*TASK GOAL*
Your task is to output the entries below word for word.

----------

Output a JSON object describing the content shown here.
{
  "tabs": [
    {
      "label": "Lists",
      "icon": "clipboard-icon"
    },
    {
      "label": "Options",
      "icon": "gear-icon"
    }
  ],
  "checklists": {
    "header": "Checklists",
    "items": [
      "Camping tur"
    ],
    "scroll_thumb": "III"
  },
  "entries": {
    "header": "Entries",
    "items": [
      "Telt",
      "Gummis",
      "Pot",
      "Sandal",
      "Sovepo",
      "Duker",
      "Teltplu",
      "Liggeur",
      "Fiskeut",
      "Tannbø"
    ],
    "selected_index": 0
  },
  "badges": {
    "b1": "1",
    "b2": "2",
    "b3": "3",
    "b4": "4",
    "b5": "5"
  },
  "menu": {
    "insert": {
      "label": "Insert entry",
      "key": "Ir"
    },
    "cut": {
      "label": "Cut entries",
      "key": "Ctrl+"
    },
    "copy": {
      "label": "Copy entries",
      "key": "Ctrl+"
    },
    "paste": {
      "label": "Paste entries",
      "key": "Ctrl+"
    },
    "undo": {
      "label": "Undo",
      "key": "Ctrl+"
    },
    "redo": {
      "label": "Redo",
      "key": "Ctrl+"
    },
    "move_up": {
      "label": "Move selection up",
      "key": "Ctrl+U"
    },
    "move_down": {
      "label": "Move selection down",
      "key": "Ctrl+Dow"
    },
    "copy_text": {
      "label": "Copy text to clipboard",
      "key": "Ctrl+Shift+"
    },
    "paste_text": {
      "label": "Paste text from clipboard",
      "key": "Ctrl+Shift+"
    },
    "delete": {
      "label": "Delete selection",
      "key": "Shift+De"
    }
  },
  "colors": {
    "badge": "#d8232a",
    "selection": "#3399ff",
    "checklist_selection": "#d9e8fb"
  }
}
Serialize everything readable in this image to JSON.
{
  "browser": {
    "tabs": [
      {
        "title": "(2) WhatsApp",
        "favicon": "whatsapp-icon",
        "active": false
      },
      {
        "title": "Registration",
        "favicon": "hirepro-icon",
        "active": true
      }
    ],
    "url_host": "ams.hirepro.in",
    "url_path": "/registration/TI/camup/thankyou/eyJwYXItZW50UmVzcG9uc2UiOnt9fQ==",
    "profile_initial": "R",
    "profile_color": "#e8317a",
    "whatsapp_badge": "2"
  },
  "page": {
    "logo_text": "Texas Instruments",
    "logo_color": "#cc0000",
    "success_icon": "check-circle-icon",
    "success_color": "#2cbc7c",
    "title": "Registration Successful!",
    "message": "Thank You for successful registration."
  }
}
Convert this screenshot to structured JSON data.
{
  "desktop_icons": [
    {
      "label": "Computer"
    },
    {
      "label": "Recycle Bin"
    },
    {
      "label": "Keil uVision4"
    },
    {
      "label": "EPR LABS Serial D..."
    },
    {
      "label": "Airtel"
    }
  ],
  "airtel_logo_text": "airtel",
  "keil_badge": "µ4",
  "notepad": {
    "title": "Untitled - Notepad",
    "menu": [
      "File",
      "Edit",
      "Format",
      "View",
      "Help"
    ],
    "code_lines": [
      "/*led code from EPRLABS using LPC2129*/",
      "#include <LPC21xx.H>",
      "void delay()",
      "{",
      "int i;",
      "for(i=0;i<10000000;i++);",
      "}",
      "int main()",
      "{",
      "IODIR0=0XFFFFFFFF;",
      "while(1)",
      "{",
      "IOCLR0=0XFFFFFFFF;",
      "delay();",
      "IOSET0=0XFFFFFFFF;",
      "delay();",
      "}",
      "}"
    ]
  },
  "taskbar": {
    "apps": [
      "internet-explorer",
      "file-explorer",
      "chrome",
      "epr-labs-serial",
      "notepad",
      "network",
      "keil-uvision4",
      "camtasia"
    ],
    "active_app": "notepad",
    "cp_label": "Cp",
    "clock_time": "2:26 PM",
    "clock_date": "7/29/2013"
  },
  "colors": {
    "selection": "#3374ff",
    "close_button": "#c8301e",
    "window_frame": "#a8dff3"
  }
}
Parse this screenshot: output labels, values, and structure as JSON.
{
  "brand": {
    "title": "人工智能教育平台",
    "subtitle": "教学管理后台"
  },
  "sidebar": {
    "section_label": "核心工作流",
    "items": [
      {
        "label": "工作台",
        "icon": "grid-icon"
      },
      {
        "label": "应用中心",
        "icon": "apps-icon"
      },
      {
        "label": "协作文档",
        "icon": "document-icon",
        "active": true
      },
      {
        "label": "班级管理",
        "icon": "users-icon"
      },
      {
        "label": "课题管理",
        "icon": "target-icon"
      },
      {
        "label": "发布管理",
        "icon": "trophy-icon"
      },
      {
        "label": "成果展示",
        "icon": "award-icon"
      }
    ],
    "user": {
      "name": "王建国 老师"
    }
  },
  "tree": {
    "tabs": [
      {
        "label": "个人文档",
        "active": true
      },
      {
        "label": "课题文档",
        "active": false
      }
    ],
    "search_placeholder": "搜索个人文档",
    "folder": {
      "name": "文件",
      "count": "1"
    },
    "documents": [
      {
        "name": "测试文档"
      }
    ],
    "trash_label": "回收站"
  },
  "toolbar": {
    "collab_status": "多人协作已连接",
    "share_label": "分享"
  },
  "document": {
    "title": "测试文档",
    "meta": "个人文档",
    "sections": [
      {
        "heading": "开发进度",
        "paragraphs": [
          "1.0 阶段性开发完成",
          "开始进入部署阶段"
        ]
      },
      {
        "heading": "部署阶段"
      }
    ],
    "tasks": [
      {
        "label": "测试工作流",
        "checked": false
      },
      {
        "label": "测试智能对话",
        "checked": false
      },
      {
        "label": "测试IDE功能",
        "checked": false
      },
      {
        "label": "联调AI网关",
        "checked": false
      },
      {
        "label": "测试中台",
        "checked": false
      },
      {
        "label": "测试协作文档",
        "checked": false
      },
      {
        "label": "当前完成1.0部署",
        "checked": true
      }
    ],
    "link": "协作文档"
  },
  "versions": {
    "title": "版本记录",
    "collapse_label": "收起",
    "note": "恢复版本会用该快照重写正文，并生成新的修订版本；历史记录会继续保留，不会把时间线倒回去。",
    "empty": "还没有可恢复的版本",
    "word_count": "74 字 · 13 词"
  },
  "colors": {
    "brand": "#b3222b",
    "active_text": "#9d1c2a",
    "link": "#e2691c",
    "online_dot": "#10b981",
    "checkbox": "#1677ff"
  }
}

----------

*WRITTEN SOLUTION*
Output a JSON object describing the content shown here.
{
  "tabs": [
    {
      "label": "Lists",
      "icon": "clipboard-icon"
    },
    {
      "label": "Options",
      "icon": "gear-icon"
    }
  ],
  "checklists": {
    "header": "Checklists",
    "items": [
      "Camping tur"
    ],
    "scroll_thumb": "III"
  },
  "entries": {
    "header": "Entries",
    "items": [
      "Telt",
      "Gummis",
      "Pot",
      "Sandal",
      "Sovepo",
      "Duker",
      "Teltplu",
      "Liggeur",
      "Fiskeut",
      "Tannbø"
    ],
    "selected_index": 0
  },
  "badges": {
    "b1": "1",
    "b2": "2",
    "b3": "3",
    "b4": "4",
    "b5": "5"
  },
  "menu": {
    "insert": {
      "label": "Insert entry",
      "key": "Ir"
    },
    "cut": {
      "label": "Cut entries",
      "key": "Ctrl+"
    },
    "copy": {
      "label": "Copy entries",
      "key": "Ctrl+"
    },
    "paste": {
      "label": "Paste entries",
      "key": "Ctrl+"
    },
    "undo": {
      "label": "Undo",
      "key": "Ctrl+"
    },
    "redo": {
      "label": "Redo",
      "key": "Ctrl+"
    },
    "move_up": {
      "label": "Move selection up",
      "key": "Ctrl+U"
    },
    "move_down": {
      "label": "Move selection down",
      "key": "Ctrl+Dow"
    },
    "copy_text": {
      "label": "Copy text to clipboard",
      "key": "Ctrl+Shift+"
    },
    "paste_text": {
      "label": "Paste text from clipboard",
      "key": "Ctrl+Shift+"
    },
    "delete": {
      "label": "Delete selection",
      "key": "Shift+De"
    }
  },
  "colors": {
    "badge": "#d8232a",
    "selection": "#3399ff",
    "checklist_selection": "#d9e8fb"
  }
}
Serialize everything readable in this image to JSON.
{
  "browser": {
    "tabs": [
      {
        "title": "(2) WhatsApp",
        "favicon": "whatsapp-icon",
        "active": false
      },
      {
        "title": "Registration",
        "favicon": "hirepro-icon",
        "active": true
      }
    ],
    "url_host": "ams.hirepro.in",
    "url_path": "/registration/TI/camup/thankyou/eyJwYXItZW50UmVzcG9uc2UiOnt9fQ==",
    "profile_initial": "R",
    "profile_color": "#e8317a",
    "whatsapp_badge": "2"
  },
  "page": {
    "logo_text": "Texas Instruments",
    "logo_color": "#cc0000",
    "success_icon": "check-circle-icon",
    "success_color": "#2cbc7c",
    "title": "Registration Successful!",
    "message": "Thank You for successful registration."
  }
}
Convert this screenshot to structured JSON data.
{
  "desktop_icons": [
    {
      "label": "Computer"
    },
    {
      "label": "Recycle Bin"
    },
    {
      "label": "Keil uVision4"
    },
    {
      "label": "EPR LABS Serial D..."
    },
    {
      "label": "Airtel"
    }
  ],
  "airtel_logo_text": "airtel",
  "keil_badge": "µ4",
  "notepad": {
    "title": "Untitled - Notepad",
    "menu": [
      "File",
      "Edit",
      "Format",
      "View",
      "Help"
    ],
    "code_lines": [
      "/*led code from EPRLABS using LPC2129*/",
      "#include <LPC21xx.H>",
      "void delay()",
      "{",
      "int i;",
      "for(i=0;i<10000000;i++);",
      "}",
      "int main()",
      "{",
      "IODIR0=0XFFFFFFFF;",
      "while(1)",
      "{",
      "IOCLR0=0XFFFFFFFF;",
      "delay();",
      "IOSET0=0XFFFFFFFF;",
      "delay();",
      "}",
      "}"
    ]
  },
  "taskbar": {
    "apps": [
      "internet-explorer",
      "file-explorer",
      "chrome",
      "epr-labs-serial",
      "notepad",
      "network",
      "keil-uvision4",
      "camtasia"
    ],
    "active_app": "notepad",
    "cp_label": "Cp",
    "clock_time": "2:26 PM",
    "clock_date": "7/29/2013"
  },
  "colors": {
    "selection": "#3374ff",
    "close_button": "#c8301e",
    "window_frame": "#a8dff3"
  }
}
Parse this screenshot: output labels, values, and structure as JSON.
{
  "brand": {
    "title": "人工智能教育平台",
    "subtitle": "教学管理后台"
  },
  "sidebar": {
    "section_label": "核心工作流",
    "items": [
      {
        "label": "工作台",
        "icon": "grid-icon"
      },
      {
        "label": "应用中心",
        "icon": "apps-icon"
      },
      {
        "label": "协作文档",
        "icon": "document-icon",
        "active": true
      },
      {
        "label": "班级管理",
        "icon": "users-icon"
      },
      {
        "label": "课题管理",
        "icon": "target-icon"
      },
      {
        "label": "发布管理",
        "icon": "trophy-icon"
      },
      {
        "label": "成果展示",
        "icon": "award-icon"
      }
    ],
    "user": {
      "name": "王建国 老师"
    }
  },
  "tree": {
    "tabs": [
      {
        "label": "个人文档",
        "active": true
      },
      {
        "label": "课题文档",
        "active": false
      }
    ],
    "search_placeholder": "搜索个人文档",
    "folder": {
      "name": "文件",
      "count": "1"
    },
    "documents": [
      {
        "name": "测试文档"
      }
    ],
    "trash_label": "回收站"
  },
  "toolbar": {
    "collab_status": "多人协作已连接",
    "share_label": "分享"
  },
  "document": {
    "title": "测试文档",
    "meta": "个人文档",
    "sections": [
      {
        "heading": "开发进度",
        "paragraphs": [
          "1.0 阶段性开发完成",
          "开始进入部署阶段"
        ]
      },
      {
        "heading": "部署阶段"
      }
    ],
    "tasks": [
      {
        "label": "测试工作流",
        "checked": false
      },
      {
        "label": "测试智能对话",
        "checked": false
      },
      {
        "label": "测试IDE功能",
        "checked": false
      },
      {
        "label": "联调AI网关",
        "checked": false
      },
      {
        "label": "测试中台",
        "checked": false
      },
      {
        "label": "测试协作文档",
        "checked": false
      },
      {
        "label": "当前完成1.0部署",
        "checked": true
      }
    ],
    "link": "协作文档"
  },
  "versions": {
    "title": "版本记录",
    "collapse_label": "收起",
    "note": "恢复版本会用该快照重写正文，并生成新的修订版本；历史记录会继续保留，不会把时间线倒回去。",
    "empty": "还没有可恢复的版本",
    "word_count": "74 字 · 13 词"
  },
  "colors": {
    "brand": "#b3222b",
    "active_text": "#9d1c2a",
    "link": "#e2691c",
    "online_dot": "#10b981",
    "checkbox": "#1677ff"
  }
}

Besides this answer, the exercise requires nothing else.